Provided records ▸
__________________________________________________

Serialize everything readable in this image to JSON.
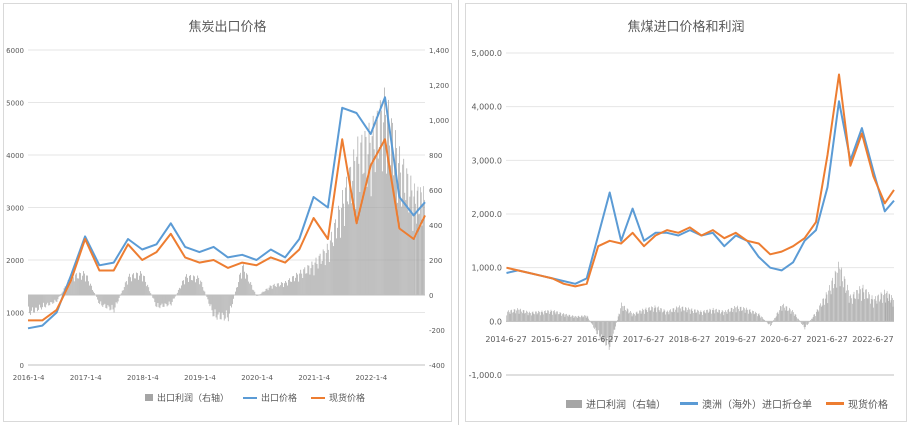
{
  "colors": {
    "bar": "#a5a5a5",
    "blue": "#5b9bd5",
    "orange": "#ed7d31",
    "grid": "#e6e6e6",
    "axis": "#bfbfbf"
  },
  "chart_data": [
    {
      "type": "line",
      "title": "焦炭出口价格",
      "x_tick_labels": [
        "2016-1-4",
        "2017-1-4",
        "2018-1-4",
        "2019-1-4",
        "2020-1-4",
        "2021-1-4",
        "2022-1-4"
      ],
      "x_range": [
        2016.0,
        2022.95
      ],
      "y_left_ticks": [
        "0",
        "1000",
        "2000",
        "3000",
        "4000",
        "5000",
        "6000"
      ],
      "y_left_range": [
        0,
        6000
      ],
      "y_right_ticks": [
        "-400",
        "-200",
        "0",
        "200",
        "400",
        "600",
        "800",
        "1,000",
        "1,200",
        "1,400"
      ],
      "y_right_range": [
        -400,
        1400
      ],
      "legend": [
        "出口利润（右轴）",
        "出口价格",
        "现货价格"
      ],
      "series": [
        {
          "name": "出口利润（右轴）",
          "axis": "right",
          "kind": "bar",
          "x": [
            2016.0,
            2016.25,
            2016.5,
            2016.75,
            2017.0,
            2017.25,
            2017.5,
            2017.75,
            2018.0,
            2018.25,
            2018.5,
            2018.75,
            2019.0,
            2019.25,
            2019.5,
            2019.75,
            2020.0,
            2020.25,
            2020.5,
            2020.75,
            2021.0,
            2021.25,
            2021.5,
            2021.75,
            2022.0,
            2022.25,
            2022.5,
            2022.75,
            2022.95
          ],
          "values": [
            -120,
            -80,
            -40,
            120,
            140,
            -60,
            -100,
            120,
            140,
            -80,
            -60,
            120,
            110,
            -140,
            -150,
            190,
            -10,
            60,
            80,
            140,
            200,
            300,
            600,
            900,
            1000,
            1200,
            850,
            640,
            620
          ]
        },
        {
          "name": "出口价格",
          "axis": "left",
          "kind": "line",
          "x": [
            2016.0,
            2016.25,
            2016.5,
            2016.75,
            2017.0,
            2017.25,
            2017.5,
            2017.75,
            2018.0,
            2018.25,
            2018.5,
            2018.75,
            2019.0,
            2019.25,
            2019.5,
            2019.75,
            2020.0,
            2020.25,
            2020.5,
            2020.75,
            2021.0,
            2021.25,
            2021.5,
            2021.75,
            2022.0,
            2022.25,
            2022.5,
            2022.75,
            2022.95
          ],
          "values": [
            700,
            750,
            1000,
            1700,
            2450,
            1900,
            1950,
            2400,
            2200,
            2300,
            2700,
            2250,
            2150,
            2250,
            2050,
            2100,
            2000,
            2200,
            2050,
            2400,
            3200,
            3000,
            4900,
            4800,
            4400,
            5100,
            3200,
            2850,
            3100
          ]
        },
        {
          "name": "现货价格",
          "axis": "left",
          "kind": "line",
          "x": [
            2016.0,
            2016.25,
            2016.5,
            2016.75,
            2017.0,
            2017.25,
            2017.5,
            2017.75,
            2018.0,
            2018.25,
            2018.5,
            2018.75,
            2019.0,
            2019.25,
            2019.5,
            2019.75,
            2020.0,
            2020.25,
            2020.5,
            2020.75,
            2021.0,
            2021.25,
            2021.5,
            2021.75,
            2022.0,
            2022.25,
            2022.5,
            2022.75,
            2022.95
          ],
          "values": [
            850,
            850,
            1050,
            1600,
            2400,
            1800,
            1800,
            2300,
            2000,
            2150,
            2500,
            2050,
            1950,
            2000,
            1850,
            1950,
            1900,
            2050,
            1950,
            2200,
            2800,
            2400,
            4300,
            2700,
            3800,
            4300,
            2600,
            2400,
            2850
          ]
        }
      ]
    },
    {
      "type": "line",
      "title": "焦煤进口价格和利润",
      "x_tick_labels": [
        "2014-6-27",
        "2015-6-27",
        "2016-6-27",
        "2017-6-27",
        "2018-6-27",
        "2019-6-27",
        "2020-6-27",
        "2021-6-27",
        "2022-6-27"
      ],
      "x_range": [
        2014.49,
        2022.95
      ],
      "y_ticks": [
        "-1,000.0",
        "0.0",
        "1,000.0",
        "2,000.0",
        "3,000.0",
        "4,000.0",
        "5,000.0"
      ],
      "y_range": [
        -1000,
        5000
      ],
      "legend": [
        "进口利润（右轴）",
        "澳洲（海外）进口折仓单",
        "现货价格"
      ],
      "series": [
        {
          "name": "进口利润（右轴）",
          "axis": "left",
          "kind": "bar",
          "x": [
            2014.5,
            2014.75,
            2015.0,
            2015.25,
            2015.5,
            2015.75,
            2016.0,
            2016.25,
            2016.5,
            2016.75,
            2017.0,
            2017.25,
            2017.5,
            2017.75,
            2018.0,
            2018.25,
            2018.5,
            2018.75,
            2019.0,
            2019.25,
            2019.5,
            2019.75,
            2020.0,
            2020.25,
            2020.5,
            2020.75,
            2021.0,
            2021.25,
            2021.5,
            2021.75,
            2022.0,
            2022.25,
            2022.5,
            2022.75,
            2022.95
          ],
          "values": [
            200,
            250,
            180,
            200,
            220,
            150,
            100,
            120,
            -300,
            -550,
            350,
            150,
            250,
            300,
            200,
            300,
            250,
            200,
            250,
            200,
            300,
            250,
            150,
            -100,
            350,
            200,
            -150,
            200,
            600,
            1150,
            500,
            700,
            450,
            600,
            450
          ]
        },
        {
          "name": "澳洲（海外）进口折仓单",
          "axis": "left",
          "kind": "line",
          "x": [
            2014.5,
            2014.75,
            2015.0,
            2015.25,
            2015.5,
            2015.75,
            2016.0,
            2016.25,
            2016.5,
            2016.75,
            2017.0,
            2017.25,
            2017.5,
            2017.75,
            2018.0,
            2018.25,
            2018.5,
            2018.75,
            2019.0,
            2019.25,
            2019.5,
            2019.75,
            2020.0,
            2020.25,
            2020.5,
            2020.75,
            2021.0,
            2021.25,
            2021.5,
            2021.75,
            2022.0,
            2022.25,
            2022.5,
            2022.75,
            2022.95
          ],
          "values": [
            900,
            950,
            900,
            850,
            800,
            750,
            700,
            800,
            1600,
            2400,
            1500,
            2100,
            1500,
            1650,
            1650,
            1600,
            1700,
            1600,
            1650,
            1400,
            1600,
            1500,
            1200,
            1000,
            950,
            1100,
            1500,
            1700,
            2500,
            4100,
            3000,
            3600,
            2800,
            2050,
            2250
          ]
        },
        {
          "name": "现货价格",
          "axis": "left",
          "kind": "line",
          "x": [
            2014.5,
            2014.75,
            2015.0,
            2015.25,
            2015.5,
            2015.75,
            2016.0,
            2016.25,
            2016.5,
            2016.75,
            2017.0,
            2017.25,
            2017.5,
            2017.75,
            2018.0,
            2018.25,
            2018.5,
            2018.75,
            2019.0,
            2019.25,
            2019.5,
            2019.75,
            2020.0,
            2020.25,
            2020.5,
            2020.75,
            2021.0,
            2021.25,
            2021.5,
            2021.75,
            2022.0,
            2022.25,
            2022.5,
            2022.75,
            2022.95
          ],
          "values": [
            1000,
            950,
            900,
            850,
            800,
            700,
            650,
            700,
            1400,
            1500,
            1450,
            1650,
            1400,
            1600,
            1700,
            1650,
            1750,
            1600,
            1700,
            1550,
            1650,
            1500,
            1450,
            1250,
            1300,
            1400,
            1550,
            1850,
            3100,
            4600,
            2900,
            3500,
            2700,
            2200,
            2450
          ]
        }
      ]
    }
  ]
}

__________________________________________________

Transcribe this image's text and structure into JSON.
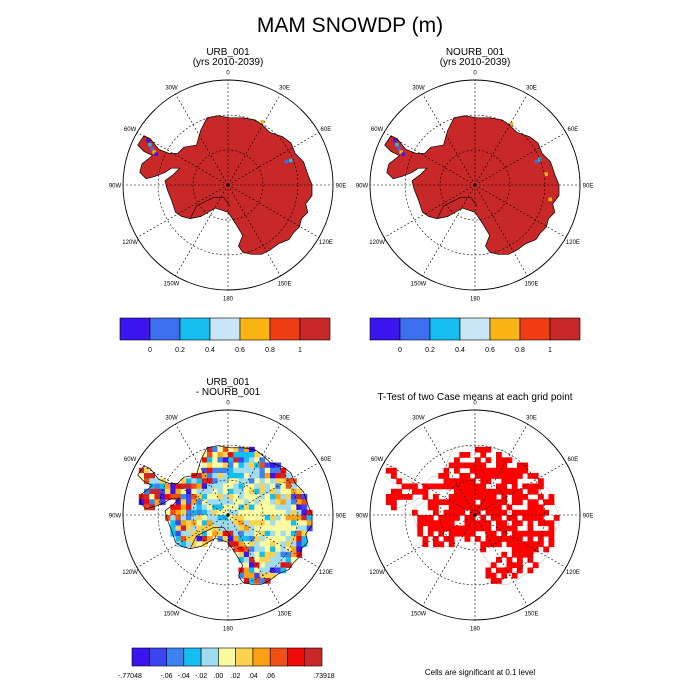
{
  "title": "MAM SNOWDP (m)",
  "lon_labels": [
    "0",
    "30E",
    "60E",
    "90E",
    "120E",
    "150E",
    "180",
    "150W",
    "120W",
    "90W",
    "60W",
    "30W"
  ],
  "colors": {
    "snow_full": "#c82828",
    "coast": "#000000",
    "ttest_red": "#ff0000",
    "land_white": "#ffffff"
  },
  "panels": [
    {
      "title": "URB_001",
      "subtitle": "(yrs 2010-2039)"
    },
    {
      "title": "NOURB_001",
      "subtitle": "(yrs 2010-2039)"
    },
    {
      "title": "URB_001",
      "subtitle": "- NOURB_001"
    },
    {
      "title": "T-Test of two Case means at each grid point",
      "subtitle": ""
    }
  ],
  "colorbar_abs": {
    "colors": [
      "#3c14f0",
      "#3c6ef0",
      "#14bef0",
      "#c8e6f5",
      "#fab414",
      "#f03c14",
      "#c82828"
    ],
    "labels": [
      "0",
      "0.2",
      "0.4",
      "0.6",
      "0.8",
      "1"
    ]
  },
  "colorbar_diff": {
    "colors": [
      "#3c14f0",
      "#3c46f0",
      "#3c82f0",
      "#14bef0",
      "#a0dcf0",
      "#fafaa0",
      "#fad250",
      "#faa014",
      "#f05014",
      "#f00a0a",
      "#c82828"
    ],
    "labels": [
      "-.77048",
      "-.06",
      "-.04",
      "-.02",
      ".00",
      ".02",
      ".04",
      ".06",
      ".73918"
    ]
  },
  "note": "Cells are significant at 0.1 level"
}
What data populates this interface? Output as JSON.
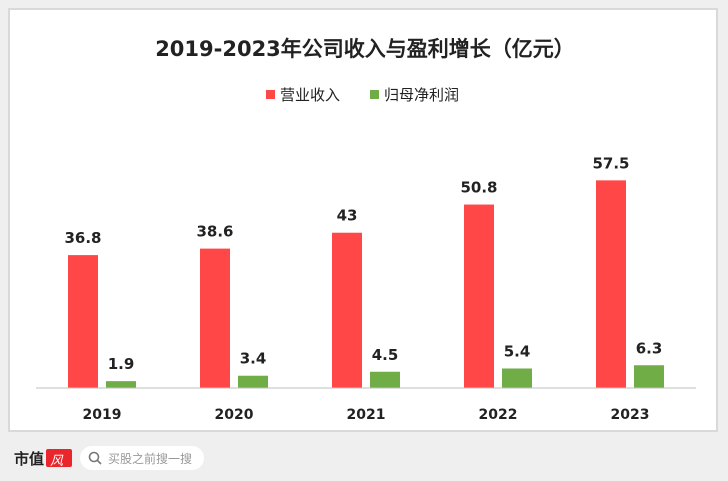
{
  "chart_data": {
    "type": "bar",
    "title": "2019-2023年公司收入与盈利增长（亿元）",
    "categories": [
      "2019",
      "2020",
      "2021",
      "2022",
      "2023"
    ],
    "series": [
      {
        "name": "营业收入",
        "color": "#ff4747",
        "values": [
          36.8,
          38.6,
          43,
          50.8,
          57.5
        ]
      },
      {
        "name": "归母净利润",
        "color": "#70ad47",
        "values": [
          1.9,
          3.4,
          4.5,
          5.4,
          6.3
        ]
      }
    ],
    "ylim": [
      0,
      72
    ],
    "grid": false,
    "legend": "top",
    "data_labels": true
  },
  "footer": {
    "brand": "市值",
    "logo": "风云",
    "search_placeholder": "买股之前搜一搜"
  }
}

__________________________________________________

What is needed ▸ Find the word "subtitle" in the data and show each line that holds it.

Solution to the problem ▸
      "subtitle": "(yrs 2010-2039)"
      "subtitle": "(yrs 2010-2039)"
      "subtitle": "- NOURB_001"
      "subtitle": ""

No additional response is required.